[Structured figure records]
-----

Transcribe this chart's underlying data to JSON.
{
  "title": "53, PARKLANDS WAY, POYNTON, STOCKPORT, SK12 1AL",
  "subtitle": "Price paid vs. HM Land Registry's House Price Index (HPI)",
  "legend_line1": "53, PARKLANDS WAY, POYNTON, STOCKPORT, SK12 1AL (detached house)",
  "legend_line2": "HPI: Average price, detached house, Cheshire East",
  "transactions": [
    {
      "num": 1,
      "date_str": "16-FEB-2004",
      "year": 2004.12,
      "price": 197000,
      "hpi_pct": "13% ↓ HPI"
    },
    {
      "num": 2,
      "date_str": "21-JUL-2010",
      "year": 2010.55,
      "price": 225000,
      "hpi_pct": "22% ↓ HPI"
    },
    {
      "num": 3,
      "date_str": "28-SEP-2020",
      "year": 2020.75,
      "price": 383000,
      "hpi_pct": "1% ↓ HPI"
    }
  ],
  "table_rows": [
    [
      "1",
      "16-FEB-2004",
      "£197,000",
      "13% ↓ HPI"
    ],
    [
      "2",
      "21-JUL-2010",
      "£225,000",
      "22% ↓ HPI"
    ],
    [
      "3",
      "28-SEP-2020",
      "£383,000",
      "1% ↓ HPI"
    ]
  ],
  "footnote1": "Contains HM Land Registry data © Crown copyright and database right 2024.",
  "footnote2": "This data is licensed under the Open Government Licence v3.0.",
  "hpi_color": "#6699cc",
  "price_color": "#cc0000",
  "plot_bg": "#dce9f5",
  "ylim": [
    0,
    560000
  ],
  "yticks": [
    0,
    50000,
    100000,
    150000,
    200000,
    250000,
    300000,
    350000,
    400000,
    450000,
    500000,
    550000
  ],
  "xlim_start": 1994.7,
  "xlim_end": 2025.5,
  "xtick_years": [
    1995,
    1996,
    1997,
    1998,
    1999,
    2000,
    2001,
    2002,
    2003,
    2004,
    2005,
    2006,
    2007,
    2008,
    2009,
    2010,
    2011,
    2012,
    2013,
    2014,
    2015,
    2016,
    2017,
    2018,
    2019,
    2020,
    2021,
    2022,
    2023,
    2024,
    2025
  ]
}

-----

Reproduce the records in full, exactly as written.

Transcribe this chart's underlying data to JSON.
{
  "title": "53, PARKLANDS WAY, POYNTON, STOCKPORT, SK12 1AL",
  "subtitle": "Price paid vs. HM Land Registry's House Price Index (HPI)",
  "legend_line1": "53, PARKLANDS WAY, POYNTON, STOCKPORT, SK12 1AL (detached house)",
  "legend_line2": "HPI: Average price, detached house, Cheshire East",
  "transactions": [
    {
      "num": 1,
      "date_str": "16-FEB-2004",
      "year": 2004.12,
      "price": 197000,
      "hpi_pct": "13% ↓ HPI"
    },
    {
      "num": 2,
      "date_str": "21-JUL-2010",
      "year": 2010.55,
      "price": 225000,
      "hpi_pct": "22% ↓ HPI"
    },
    {
      "num": 3,
      "date_str": "28-SEP-2020",
      "year": 2020.75,
      "price": 383000,
      "hpi_pct": "1% ↓ HPI"
    }
  ],
  "table_rows": [
    [
      "1",
      "16-FEB-2004",
      "£197,000",
      "13% ↓ HPI"
    ],
    [
      "2",
      "21-JUL-2010",
      "£225,000",
      "22% ↓ HPI"
    ],
    [
      "3",
      "28-SEP-2020",
      "£383,000",
      "1% ↓ HPI"
    ]
  ],
  "footnote1": "Contains HM Land Registry data © Crown copyright and database right 2024.",
  "footnote2": "This data is licensed under the Open Government Licence v3.0.",
  "hpi_color": "#6699cc",
  "price_color": "#cc0000",
  "plot_bg": "#dce9f5",
  "ylim": [
    0,
    560000
  ],
  "yticks": [
    0,
    50000,
    100000,
    150000,
    200000,
    250000,
    300000,
    350000,
    400000,
    450000,
    500000,
    550000
  ],
  "xlim_start": 1994.7,
  "xlim_end": 2025.5,
  "xtick_years": [
    1995,
    1996,
    1997,
    1998,
    1999,
    2000,
    2001,
    2002,
    2003,
    2004,
    2005,
    2006,
    2007,
    2008,
    2009,
    2010,
    2011,
    2012,
    2013,
    2014,
    2015,
    2016,
    2017,
    2018,
    2019,
    2020,
    2021,
    2022,
    2023,
    2024,
    2025
  ]
}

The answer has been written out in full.